WHAT YOU WILL DO:
Work out how many lines of the records hold the string "right", and reply with that number alone.

—————

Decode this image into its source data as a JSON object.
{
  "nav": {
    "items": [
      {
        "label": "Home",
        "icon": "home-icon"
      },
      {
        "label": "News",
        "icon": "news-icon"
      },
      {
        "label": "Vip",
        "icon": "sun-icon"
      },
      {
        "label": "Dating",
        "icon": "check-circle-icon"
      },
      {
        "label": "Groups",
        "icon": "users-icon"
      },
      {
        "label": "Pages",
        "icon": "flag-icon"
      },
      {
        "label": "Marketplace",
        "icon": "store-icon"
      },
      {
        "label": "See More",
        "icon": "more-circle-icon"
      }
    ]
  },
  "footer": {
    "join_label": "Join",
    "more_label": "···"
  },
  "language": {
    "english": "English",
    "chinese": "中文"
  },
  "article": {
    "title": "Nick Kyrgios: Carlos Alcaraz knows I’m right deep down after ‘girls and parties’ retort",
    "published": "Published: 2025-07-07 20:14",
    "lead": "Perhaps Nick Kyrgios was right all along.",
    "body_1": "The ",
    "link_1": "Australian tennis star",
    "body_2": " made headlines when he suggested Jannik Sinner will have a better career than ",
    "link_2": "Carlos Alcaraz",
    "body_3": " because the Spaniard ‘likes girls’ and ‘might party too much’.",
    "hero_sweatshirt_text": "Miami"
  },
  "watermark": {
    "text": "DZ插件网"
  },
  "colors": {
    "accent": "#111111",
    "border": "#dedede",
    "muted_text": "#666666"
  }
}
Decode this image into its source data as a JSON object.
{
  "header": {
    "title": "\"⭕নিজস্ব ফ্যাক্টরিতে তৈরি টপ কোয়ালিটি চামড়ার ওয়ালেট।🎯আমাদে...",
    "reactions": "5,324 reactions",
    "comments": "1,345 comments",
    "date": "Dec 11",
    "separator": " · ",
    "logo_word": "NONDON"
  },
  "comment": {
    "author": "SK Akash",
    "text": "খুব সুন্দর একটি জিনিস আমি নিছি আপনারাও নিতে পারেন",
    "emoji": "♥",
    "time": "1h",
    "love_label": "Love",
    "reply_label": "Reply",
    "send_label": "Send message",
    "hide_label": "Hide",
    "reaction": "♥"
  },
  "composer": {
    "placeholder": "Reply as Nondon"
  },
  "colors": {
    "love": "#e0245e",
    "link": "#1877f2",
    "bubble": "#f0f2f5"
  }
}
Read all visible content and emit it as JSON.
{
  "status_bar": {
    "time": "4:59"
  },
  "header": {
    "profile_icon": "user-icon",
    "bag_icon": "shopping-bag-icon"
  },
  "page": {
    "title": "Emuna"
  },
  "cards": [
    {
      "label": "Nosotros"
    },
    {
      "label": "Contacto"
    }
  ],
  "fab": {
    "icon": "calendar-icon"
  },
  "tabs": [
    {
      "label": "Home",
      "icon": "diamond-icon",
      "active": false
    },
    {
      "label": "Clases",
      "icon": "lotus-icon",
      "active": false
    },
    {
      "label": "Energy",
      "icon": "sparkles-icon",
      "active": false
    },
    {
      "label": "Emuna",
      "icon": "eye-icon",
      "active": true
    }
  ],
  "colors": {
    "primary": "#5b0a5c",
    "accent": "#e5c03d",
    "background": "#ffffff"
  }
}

—————

EXPECTED OUTPUT:
2